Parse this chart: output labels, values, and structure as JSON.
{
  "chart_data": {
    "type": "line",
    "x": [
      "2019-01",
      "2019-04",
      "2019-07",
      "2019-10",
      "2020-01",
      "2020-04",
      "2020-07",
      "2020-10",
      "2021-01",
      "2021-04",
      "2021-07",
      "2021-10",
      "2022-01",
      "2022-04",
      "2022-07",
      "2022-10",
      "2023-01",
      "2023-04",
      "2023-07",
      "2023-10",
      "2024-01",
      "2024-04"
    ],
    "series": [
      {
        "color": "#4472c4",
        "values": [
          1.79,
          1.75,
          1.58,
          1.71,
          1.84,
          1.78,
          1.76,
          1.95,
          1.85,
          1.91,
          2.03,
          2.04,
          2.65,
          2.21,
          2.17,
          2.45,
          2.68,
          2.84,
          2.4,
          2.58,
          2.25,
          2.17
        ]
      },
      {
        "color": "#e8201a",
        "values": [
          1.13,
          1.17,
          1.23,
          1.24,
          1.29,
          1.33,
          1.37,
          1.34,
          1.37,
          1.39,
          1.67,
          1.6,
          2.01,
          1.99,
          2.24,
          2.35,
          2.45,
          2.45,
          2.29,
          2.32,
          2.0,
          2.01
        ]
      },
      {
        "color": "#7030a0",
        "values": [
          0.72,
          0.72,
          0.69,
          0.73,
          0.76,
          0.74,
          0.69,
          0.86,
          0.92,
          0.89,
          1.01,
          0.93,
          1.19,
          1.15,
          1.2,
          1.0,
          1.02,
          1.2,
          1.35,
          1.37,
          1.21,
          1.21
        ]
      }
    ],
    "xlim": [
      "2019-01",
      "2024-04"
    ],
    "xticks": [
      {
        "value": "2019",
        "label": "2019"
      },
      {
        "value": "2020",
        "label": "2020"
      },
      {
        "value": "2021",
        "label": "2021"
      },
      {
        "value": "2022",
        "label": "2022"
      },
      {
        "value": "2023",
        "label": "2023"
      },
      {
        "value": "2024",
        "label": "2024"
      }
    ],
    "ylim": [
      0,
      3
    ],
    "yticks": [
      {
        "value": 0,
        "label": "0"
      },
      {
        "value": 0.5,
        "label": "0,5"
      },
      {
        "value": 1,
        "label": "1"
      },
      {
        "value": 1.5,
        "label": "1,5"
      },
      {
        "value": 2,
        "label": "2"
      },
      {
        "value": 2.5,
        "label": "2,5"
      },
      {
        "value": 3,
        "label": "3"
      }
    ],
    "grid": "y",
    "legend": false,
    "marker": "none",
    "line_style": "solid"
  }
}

──────────────────────────────

— Exercise requirements —
Reproduce every line of the data verbatim.

— Answer to the problem —
Parse this chart: output labels, values, and structure as JSON.
{
  "chart_data": {
    "type": "line",
    "x": [
      "2019-01",
      "2019-04",
      "2019-07",
      "2019-10",
      "2020-01",
      "2020-04",
      "2020-07",
      "2020-10",
      "2021-01",
      "2021-04",
      "2021-07",
      "2021-10",
      "2022-01",
      "2022-04",
      "2022-07",
      "2022-10",
      "2023-01",
      "2023-04",
      "2023-07",
      "2023-10",
      "2024-01",
      "2024-04"
    ],
    "series": [
      {
        "color": "#4472c4",
        "values": [
          1.79,
          1.75,
          1.58,
          1.71,
          1.84,
          1.78,
          1.76,
          1.95,
          1.85,
          1.91,
          2.03,
          2.04,
          2.65,
          2.21,
          2.17,
          2.45,
          2.68,
          2.84,
          2.4,
          2.58,
          2.25,
          2.17
        ]
      },
      {
        "color": "#e8201a",
        "values": [
          1.13,
          1.17,
          1.23,
          1.24,
          1.29,
          1.33,
          1.37,
          1.34,
          1.37,
          1.39,
          1.67,
          1.6,
          2.01,
          1.99,
          2.24,
          2.35,
          2.45,
          2.45,
          2.29,
          2.32,
          2.0,
          2.01
        ]
      },
      {
        "color": "#7030a0",
        "values": [
          0.72,
          0.72,
          0.69,
          0.73,
          0.76,
          0.74,
          0.69,
          0.86,
          0.92,
          0.89,
          1.01,
          0.93,
          1.19,
          1.15,
          1.2,
          1.0,
          1.02,
          1.2,
          1.35,
          1.37,
          1.21,
          1.21
        ]
      }
    ],
    "xlim": [
      "2019-01",
      "2024-04"
    ],
    "xticks": [
      {
        "value": "2019",
        "label": "2019"
      },
      {
        "value": "2020",
        "label": "2020"
      },
      {
        "value": "2021",
        "label": "2021"
      },
      {
        "value": "2022",
        "label": "2022"
      },
      {
        "value": "2023",
        "label": "2023"
      },
      {
        "value": "2024",
        "label": "2024"
      }
    ],
    "ylim": [
      0,
      3
    ],
    "yticks": [
      {
        "value": 0,
        "label": "0"
      },
      {
        "value": 0.5,
        "label": "0,5"
      },
      {
        "value": 1,
        "label": "1"
      },
      {
        "value": 1.5,
        "label": "1,5"
      },
      {
        "value": 2,
        "label": "2"
      },
      {
        "value": 2.5,
        "label": "2,5"
      },
      {
        "value": 3,
        "label": "3"
      }
    ],
    "grid": "y",
    "legend": false,
    "marker": "none",
    "line_style": "solid"
  }
}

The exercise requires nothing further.